(Dataset items)

====

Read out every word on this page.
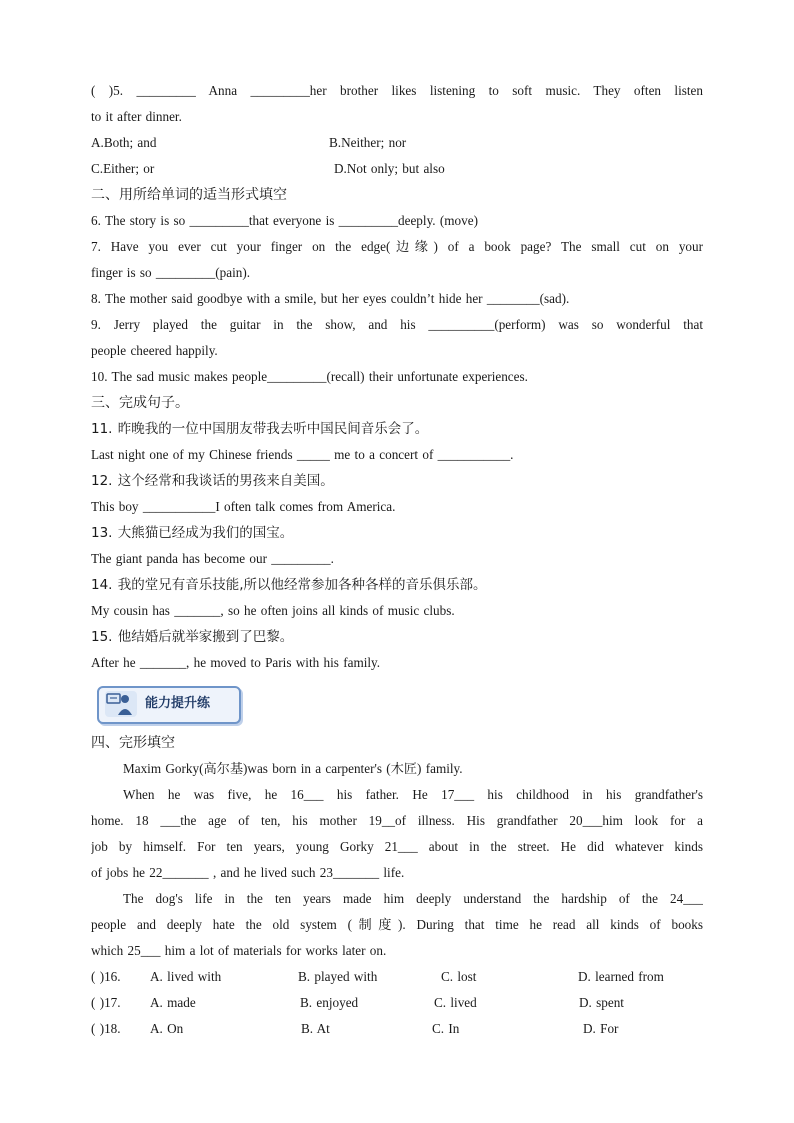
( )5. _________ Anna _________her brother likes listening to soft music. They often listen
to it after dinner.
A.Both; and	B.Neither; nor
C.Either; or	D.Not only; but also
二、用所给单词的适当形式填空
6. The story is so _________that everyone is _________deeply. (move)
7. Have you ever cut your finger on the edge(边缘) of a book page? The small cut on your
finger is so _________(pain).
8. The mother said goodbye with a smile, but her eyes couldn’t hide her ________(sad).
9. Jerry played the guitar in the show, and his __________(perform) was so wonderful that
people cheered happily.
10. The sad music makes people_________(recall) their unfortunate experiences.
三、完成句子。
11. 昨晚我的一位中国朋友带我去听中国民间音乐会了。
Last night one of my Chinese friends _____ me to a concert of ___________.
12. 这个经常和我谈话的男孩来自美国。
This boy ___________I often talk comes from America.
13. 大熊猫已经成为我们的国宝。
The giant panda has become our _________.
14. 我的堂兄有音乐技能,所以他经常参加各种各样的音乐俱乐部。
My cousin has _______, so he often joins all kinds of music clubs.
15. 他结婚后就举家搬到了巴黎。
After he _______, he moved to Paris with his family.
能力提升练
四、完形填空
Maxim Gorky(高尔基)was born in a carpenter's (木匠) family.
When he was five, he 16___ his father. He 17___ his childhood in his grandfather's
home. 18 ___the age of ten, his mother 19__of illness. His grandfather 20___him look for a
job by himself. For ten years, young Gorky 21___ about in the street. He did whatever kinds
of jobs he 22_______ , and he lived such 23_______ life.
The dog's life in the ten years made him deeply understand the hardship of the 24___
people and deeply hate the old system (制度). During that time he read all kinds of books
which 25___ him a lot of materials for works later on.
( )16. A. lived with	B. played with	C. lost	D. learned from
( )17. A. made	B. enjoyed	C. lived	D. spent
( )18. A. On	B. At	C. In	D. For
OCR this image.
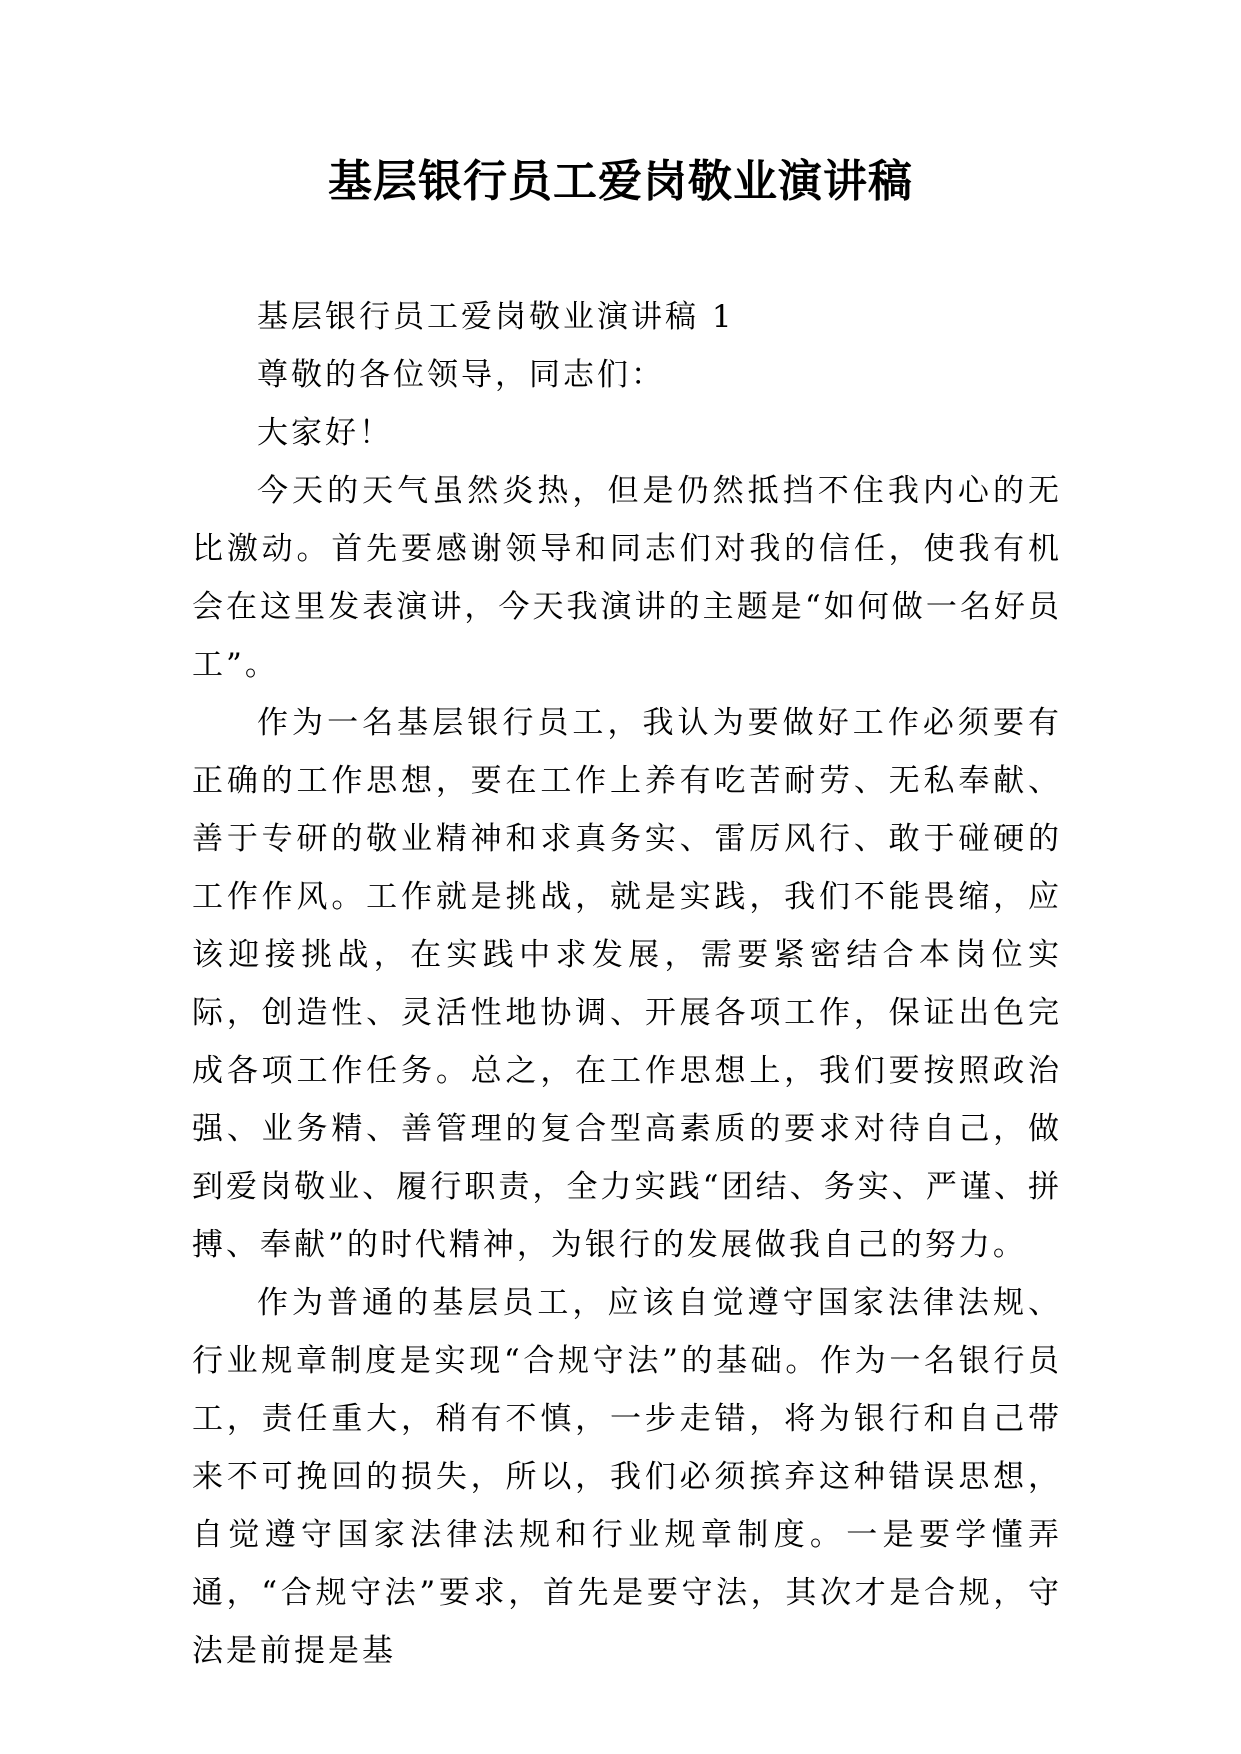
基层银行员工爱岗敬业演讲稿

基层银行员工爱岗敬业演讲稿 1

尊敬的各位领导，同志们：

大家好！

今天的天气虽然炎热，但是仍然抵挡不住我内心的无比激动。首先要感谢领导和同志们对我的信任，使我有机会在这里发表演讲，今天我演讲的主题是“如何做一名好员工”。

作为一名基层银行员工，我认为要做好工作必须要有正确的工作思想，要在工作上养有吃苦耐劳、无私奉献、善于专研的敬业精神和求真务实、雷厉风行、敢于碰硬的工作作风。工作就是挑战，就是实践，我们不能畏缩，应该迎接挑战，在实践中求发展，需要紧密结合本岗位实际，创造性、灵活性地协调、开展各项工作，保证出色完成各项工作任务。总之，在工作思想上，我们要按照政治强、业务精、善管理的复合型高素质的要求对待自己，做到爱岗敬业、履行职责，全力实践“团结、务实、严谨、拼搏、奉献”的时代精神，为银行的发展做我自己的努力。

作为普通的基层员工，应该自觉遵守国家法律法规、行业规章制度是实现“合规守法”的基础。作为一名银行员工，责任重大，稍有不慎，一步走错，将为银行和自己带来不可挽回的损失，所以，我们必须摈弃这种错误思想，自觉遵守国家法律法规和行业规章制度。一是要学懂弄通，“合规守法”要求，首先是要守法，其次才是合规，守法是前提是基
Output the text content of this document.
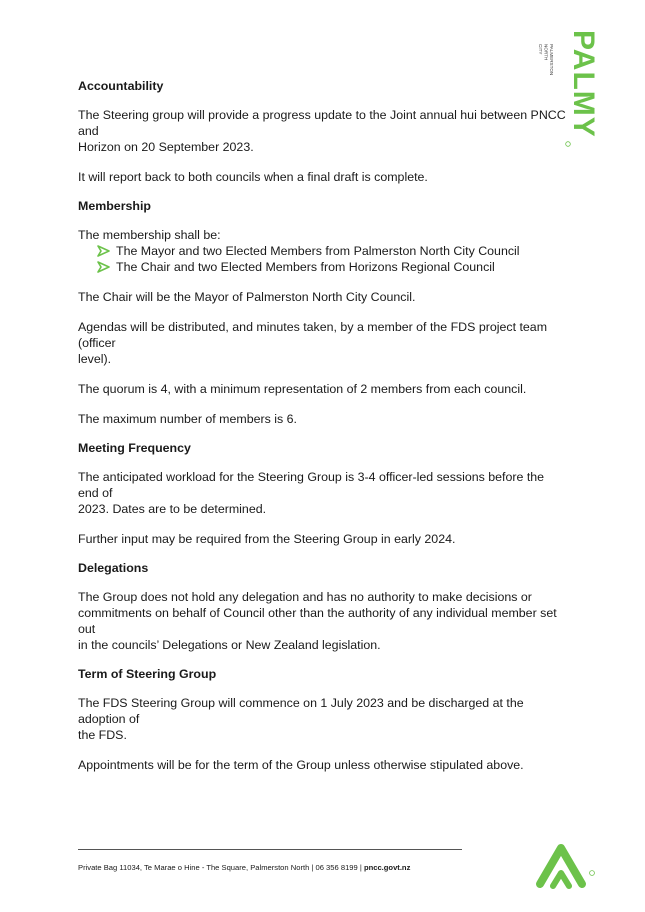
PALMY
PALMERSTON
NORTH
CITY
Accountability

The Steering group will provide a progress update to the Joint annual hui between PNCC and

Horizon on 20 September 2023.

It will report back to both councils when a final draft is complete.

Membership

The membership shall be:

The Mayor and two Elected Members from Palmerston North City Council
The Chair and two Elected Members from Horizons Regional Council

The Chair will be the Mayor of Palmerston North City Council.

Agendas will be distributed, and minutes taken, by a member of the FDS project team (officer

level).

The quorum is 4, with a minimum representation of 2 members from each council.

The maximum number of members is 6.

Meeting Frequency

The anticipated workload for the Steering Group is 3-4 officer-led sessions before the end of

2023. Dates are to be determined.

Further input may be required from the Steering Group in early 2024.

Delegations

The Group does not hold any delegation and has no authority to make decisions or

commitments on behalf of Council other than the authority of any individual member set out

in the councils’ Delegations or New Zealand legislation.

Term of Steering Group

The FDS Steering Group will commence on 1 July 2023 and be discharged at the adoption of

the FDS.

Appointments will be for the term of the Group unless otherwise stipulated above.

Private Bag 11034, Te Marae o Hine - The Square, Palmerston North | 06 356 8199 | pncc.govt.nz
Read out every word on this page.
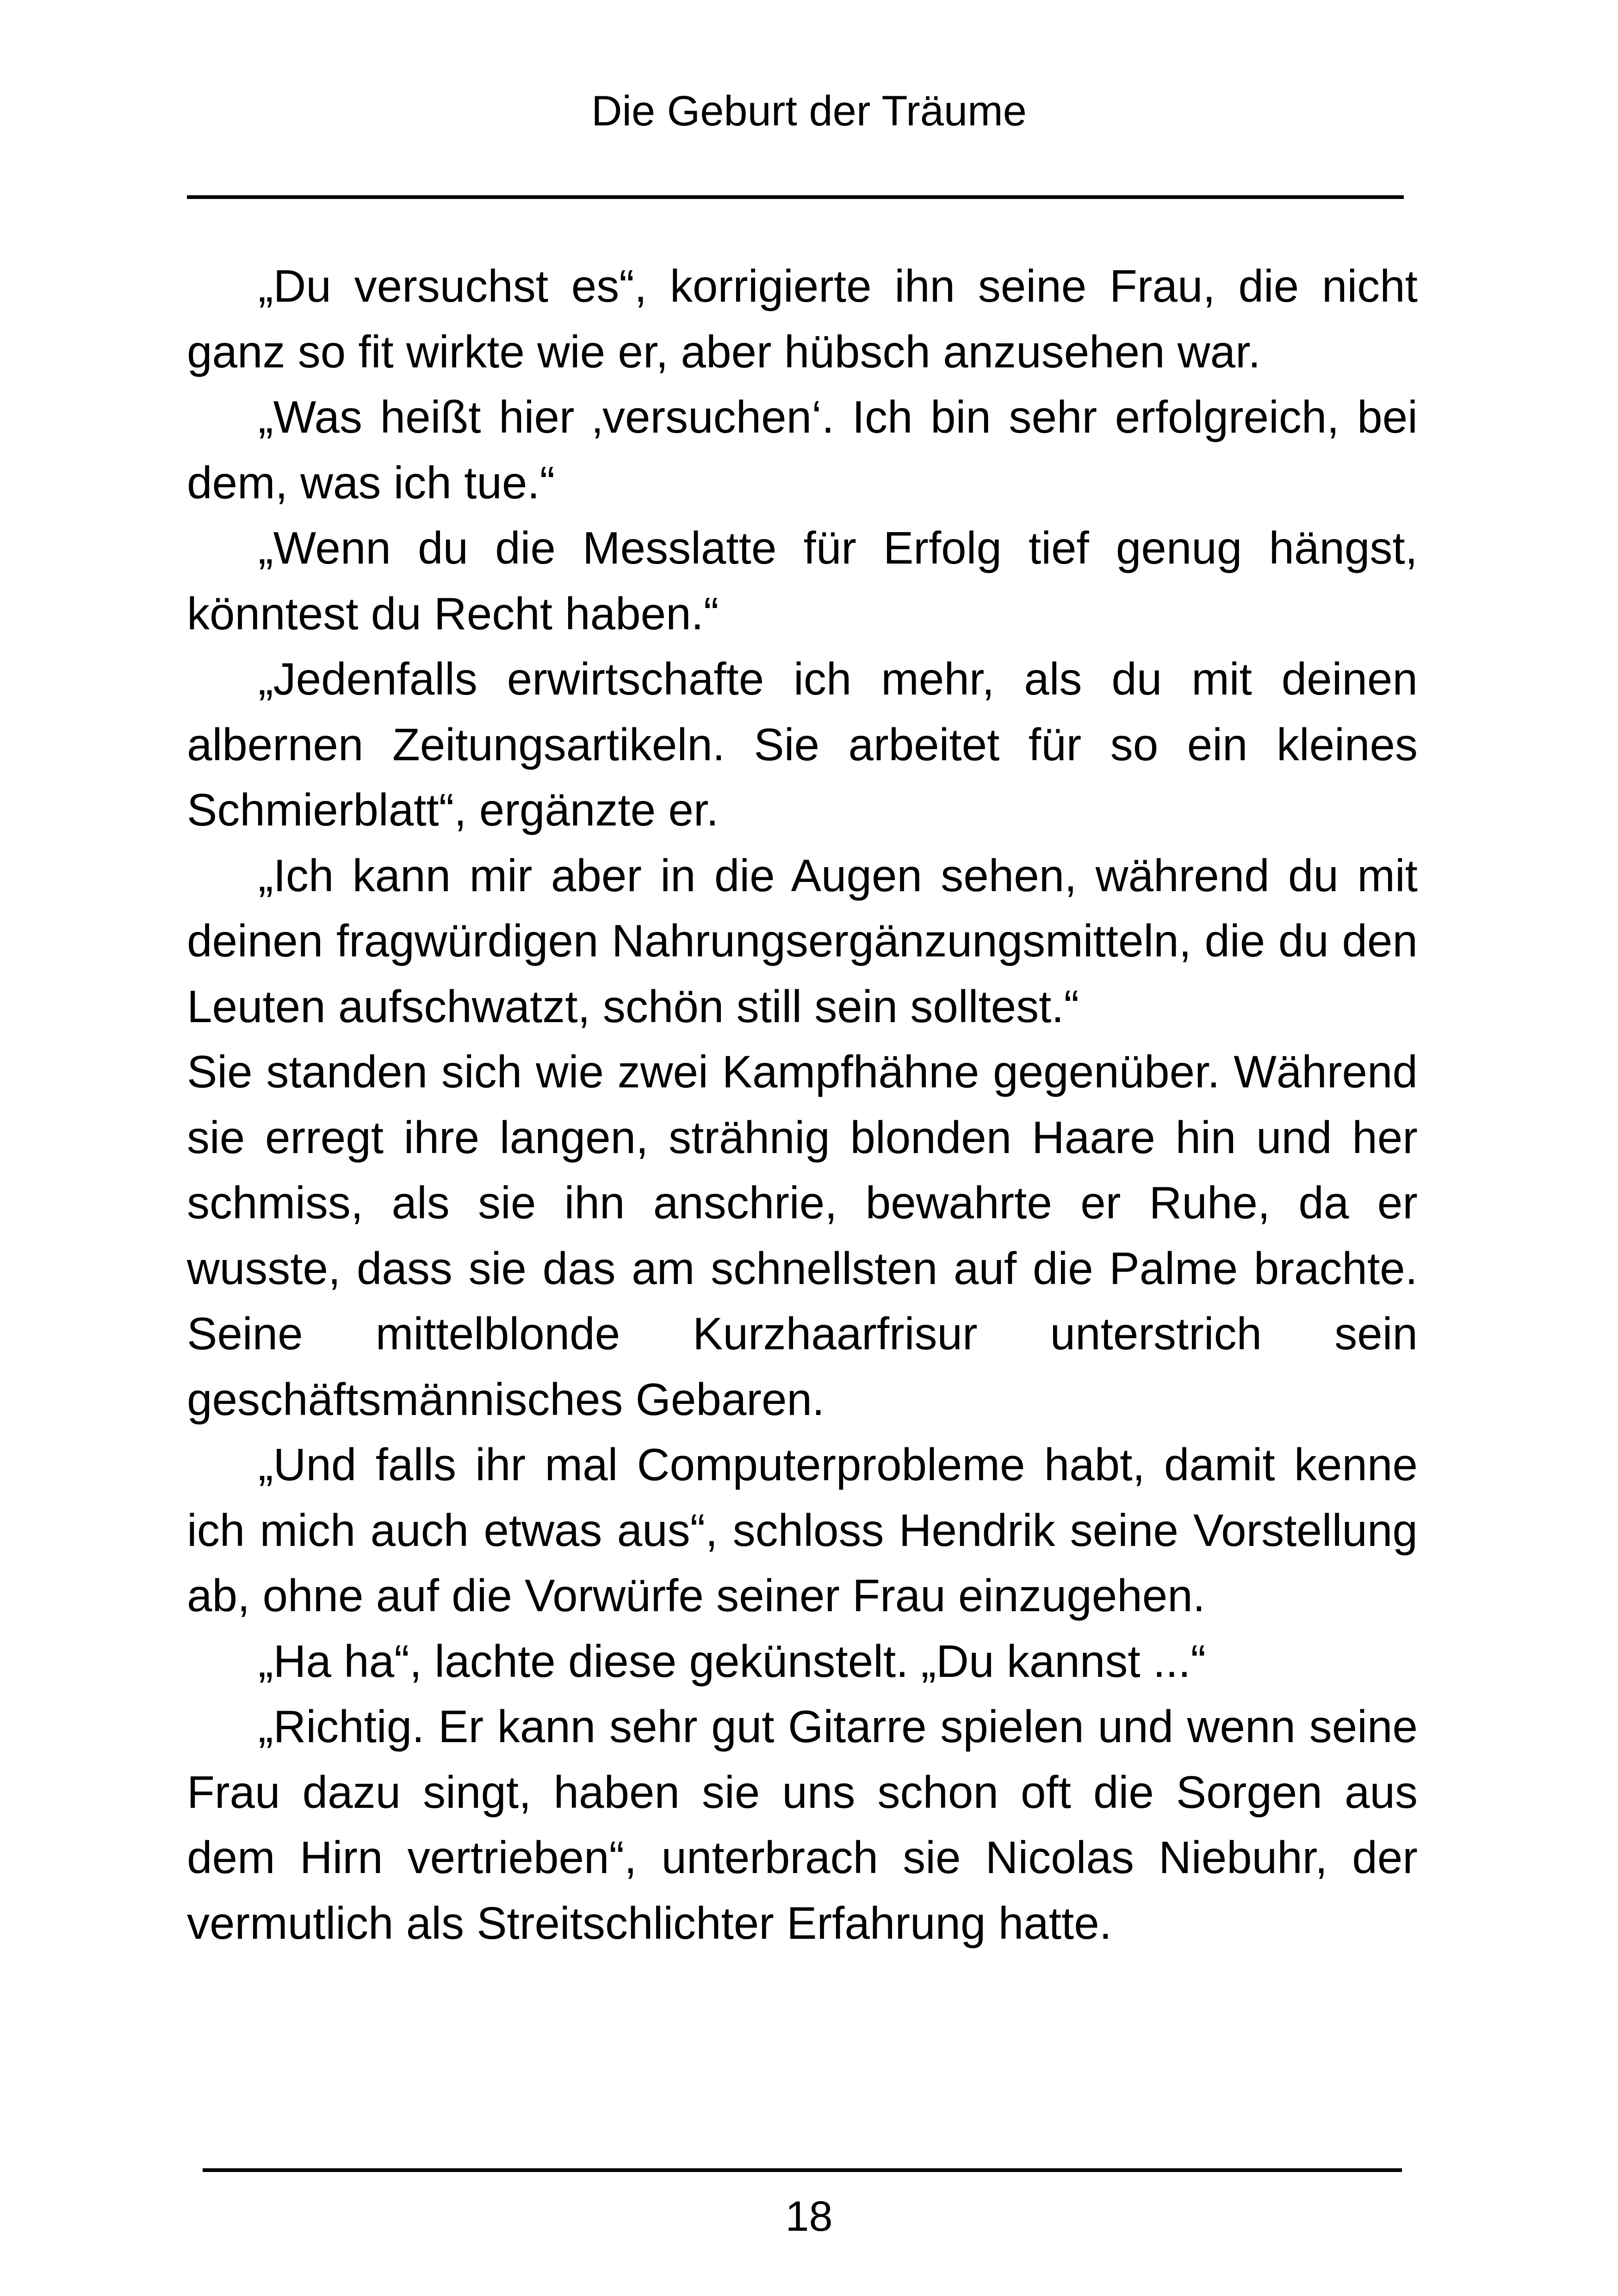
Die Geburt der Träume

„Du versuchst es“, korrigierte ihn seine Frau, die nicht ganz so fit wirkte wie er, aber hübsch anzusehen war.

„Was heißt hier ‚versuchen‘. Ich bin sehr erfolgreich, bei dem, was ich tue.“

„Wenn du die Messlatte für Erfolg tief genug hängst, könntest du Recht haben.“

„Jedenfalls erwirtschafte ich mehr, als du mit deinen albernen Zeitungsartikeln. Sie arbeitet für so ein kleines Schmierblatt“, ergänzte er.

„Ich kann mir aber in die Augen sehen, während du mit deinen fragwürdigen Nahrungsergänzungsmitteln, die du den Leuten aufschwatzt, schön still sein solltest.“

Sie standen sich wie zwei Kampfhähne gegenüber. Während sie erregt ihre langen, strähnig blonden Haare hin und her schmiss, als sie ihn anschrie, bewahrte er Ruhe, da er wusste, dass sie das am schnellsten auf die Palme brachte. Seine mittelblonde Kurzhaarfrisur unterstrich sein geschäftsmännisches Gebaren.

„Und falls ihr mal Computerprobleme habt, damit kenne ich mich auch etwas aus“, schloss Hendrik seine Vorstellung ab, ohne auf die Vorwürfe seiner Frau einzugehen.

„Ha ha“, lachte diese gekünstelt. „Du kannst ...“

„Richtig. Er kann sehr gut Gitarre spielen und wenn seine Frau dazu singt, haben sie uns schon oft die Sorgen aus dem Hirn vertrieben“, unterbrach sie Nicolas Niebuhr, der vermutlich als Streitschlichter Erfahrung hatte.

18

====

= Brief =
Your task is to gather all lines from the entries above that hold the word "authority".

= Written solution =
The Group does not hold any delegation and has no authority to make decisions or
commitments on behalf of Council other than the authority of any individual member set out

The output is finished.